▸ GIVEN PROBLEM
Please quote the material exactly, every line of it.

▸ Entries taken from a collection
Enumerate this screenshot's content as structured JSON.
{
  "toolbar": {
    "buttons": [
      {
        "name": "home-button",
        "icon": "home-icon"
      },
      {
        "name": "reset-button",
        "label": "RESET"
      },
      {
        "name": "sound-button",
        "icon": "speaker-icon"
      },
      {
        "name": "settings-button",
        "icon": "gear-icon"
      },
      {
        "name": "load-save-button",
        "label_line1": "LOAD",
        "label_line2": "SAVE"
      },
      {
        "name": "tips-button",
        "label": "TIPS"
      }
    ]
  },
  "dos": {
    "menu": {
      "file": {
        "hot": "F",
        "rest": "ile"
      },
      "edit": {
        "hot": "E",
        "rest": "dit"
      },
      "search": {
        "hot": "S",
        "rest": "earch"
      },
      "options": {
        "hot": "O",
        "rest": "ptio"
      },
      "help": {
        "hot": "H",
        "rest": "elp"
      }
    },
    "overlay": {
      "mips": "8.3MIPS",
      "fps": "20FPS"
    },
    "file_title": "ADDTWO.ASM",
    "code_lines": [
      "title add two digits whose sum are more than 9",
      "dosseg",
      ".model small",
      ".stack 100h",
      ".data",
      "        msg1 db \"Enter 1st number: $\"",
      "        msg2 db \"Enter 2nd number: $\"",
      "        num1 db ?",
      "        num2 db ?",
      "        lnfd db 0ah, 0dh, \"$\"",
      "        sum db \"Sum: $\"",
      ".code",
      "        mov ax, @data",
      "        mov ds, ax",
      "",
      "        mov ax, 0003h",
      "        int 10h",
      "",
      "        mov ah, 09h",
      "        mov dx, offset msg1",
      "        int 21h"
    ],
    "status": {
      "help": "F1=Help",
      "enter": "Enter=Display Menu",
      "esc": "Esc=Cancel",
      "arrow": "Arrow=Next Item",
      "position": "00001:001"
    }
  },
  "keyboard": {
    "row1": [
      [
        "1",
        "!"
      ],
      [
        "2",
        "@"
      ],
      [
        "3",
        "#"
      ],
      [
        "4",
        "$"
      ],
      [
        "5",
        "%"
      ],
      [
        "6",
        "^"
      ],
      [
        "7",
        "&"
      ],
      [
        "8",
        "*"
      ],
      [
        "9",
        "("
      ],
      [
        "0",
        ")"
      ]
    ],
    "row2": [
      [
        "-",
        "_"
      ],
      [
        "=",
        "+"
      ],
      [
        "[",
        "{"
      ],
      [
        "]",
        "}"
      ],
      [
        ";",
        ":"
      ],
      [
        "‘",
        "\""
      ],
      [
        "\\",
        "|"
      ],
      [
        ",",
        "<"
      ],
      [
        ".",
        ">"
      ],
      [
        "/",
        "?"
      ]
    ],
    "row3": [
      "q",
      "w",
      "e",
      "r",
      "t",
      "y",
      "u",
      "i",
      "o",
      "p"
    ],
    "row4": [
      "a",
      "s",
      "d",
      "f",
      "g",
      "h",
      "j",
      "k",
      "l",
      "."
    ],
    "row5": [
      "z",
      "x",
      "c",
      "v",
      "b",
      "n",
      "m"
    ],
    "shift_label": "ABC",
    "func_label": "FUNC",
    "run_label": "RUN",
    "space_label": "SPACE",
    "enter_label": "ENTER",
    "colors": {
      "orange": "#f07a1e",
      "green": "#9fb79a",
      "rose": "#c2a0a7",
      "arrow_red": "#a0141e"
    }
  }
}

▸ EXERCISE RESPONSE
Enumerate this screenshot's content as structured JSON.
{
  "toolbar": {
    "buttons": [
      {
        "name": "home-button",
        "icon": "home-icon"
      },
      {
        "name": "reset-button",
        "label": "RESET"
      },
      {
        "name": "sound-button",
        "icon": "speaker-icon"
      },
      {
        "name": "settings-button",
        "icon": "gear-icon"
      },
      {
        "name": "load-save-button",
        "label_line1": "LOAD",
        "label_line2": "SAVE"
      },
      {
        "name": "tips-button",
        "label": "TIPS"
      }
    ]
  },
  "dos": {
    "menu": {
      "file": {
        "hot": "F",
        "rest": "ile"
      },
      "edit": {
        "hot": "E",
        "rest": "dit"
      },
      "search": {
        "hot": "S",
        "rest": "earch"
      },
      "options": {
        "hot": "O",
        "rest": "ptio"
      },
      "help": {
        "hot": "H",
        "rest": "elp"
      }
    },
    "overlay": {
      "mips": "8.3MIPS",
      "fps": "20FPS"
    },
    "file_title": "ADDTWO.ASM",
    "code_lines": [
      "title add two digits whose sum are more than 9",
      "dosseg",
      ".model small",
      ".stack 100h",
      ".data",
      "        msg1 db \"Enter 1st number: $\"",
      "        msg2 db \"Enter 2nd number: $\"",
      "        num1 db ?",
      "        num2 db ?",
      "        lnfd db 0ah, 0dh, \"$\"",
      "        sum db \"Sum: $\"",
      ".code",
      "        mov ax, @data",
      "        mov ds, ax",
      "",
      "        mov ax, 0003h",
      "        int 10h",
      "",
      "        mov ah, 09h",
      "        mov dx, offset msg1",
      "        int 21h"
    ],
    "status": {
      "help": "F1=Help",
      "enter": "Enter=Display Menu",
      "esc": "Esc=Cancel",
      "arrow": "Arrow=Next Item",
      "position": "00001:001"
    }
  },
  "keyboard": {
    "row1": [
      [
        "1",
        "!"
      ],
      [
        "2",
        "@"
      ],
      [
        "3",
        "#"
      ],
      [
        "4",
        "$"
      ],
      [
        "5",
        "%"
      ],
      [
        "6",
        "^"
      ],
      [
        "7",
        "&"
      ],
      [
        "8",
        "*"
      ],
      [
        "9",
        "("
      ],
      [
        "0",
        ")"
      ]
    ],
    "row2": [
      [
        "-",
        "_"
      ],
      [
        "=",
        "+"
      ],
      [
        "[",
        "{"
      ],
      [
        "]",
        "}"
      ],
      [
        ";",
        ":"
      ],
      [
        "‘",
        "\""
      ],
      [
        "\\",
        "|"
      ],
      [
        ",",
        "<"
      ],
      [
        ".",
        ">"
      ],
      [
        "/",
        "?"
      ]
    ],
    "row3": [
      "q",
      "w",
      "e",
      "r",
      "t",
      "y",
      "u",
      "i",
      "o",
      "p"
    ],
    "row4": [
      "a",
      "s",
      "d",
      "f",
      "g",
      "h",
      "j",
      "k",
      "l",
      "."
    ],
    "row5": [
      "z",
      "x",
      "c",
      "v",
      "b",
      "n",
      "m"
    ],
    "shift_label": "ABC",
    "func_label": "FUNC",
    "run_label": "RUN",
    "space_label": "SPACE",
    "enter_label": "ENTER",
    "colors": {
      "orange": "#f07a1e",
      "green": "#9fb79a",
      "rose": "#c2a0a7",
      "arrow_red": "#a0141e"
    }
  }
}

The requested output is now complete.